──────── RECORD SET ────────

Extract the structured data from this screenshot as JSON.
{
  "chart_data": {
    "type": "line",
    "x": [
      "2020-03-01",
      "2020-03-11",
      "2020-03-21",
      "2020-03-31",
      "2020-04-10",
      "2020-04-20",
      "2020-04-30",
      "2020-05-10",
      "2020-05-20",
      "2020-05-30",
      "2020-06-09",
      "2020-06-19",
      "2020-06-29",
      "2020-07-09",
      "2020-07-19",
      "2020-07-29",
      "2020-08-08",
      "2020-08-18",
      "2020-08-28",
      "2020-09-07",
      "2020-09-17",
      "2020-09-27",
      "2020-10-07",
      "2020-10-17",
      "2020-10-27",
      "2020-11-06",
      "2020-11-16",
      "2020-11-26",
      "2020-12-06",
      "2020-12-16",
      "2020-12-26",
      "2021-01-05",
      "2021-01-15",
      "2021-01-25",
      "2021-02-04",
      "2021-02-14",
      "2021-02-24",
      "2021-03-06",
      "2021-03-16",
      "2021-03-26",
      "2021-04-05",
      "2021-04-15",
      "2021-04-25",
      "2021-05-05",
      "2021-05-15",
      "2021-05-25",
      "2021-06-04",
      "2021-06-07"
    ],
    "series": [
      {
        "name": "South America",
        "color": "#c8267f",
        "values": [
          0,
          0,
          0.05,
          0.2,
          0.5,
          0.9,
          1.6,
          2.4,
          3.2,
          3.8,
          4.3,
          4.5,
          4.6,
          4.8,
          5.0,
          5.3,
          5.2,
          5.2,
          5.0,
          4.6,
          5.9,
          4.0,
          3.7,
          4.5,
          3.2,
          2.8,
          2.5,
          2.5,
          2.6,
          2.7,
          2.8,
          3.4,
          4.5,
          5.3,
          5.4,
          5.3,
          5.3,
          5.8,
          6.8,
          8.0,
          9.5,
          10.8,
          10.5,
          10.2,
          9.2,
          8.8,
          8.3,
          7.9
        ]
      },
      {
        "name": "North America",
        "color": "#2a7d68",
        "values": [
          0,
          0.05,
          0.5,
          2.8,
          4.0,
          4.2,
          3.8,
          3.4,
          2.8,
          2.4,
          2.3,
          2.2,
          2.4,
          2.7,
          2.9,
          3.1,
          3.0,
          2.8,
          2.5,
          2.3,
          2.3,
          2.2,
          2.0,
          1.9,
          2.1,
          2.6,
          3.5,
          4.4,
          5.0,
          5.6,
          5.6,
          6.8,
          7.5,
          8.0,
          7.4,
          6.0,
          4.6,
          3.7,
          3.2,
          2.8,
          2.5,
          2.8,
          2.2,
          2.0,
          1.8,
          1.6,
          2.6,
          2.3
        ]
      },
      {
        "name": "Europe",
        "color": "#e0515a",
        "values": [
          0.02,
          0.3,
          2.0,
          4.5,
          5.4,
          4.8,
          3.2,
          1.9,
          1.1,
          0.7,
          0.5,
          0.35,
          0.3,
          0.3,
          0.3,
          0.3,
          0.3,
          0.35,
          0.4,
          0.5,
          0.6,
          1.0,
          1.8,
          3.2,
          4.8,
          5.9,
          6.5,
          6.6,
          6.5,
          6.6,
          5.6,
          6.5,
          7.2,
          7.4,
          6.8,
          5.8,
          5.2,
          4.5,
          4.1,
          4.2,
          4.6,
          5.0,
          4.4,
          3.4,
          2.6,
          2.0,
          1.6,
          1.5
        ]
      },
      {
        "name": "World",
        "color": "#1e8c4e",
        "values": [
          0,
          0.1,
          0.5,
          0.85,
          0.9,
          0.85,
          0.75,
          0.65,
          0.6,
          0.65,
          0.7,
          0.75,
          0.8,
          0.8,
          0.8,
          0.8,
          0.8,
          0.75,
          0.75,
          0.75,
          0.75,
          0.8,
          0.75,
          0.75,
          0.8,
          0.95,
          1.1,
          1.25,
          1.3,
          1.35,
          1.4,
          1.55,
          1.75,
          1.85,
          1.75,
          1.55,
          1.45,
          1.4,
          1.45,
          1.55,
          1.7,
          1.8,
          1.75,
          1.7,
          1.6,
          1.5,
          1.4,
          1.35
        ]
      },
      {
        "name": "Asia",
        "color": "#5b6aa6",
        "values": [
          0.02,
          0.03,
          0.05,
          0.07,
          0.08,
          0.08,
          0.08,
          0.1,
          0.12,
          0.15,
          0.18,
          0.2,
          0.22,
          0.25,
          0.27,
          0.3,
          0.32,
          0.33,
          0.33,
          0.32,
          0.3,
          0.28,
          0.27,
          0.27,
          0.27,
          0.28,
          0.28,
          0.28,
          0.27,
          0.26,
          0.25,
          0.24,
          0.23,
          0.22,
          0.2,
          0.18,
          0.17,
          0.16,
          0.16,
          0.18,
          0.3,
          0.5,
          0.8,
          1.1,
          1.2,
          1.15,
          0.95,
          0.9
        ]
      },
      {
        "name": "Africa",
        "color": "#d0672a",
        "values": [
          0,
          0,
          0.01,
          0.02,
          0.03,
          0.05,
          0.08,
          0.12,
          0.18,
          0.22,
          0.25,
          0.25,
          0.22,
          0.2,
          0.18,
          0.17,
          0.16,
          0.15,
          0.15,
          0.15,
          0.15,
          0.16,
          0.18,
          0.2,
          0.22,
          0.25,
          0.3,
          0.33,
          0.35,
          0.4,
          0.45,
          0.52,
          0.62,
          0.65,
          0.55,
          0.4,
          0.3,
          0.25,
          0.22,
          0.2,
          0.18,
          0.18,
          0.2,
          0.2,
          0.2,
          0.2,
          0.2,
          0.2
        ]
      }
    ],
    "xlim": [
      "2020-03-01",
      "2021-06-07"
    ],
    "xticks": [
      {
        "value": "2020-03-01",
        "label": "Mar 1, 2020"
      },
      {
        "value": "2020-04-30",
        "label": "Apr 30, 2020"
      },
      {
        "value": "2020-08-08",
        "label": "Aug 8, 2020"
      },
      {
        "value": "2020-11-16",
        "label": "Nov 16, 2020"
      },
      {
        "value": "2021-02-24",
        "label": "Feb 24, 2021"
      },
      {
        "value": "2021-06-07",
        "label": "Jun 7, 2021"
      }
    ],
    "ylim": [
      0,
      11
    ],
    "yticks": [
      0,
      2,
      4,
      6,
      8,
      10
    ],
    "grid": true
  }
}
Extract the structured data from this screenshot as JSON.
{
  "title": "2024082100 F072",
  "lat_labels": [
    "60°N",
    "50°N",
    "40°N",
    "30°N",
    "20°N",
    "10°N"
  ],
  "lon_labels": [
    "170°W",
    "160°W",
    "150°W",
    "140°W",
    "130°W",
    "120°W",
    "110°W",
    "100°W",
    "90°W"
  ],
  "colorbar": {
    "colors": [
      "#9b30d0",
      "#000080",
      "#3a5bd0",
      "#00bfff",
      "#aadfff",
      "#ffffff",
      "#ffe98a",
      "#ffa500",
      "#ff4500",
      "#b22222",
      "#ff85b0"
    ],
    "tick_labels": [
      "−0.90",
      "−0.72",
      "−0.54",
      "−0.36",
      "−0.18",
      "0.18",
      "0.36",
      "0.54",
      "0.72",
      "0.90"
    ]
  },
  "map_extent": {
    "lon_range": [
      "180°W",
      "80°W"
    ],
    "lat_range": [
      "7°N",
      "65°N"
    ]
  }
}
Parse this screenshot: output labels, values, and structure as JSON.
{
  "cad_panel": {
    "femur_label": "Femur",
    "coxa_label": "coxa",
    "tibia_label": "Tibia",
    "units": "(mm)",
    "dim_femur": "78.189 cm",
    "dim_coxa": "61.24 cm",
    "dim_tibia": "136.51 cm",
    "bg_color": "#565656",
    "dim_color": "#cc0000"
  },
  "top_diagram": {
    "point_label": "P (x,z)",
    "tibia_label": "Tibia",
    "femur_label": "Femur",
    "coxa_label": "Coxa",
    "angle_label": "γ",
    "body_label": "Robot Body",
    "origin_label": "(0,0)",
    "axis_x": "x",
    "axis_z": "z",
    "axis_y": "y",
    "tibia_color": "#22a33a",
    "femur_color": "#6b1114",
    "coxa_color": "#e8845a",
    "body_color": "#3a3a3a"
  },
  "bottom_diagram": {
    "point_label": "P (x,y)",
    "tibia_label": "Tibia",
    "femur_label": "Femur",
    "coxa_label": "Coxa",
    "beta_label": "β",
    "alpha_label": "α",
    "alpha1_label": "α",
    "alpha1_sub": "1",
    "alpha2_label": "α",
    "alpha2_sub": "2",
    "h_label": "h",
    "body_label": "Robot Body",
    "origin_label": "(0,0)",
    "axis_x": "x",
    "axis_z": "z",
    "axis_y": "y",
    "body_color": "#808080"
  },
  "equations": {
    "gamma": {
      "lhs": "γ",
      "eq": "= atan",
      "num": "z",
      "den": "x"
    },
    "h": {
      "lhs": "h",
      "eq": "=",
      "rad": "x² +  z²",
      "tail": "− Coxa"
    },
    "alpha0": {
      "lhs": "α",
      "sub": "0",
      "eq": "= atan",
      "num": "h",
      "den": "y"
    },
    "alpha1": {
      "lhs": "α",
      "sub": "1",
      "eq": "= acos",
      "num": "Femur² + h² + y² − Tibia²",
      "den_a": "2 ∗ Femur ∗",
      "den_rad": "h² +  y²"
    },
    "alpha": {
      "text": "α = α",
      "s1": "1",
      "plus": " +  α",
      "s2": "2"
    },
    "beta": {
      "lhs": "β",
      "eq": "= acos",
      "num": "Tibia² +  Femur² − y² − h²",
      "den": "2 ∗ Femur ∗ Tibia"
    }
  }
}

────────

SHORT TASK: Looking at the records above, work out how many lines include the string "America". Give the number and nothing else.

ANSWER BELOW: 2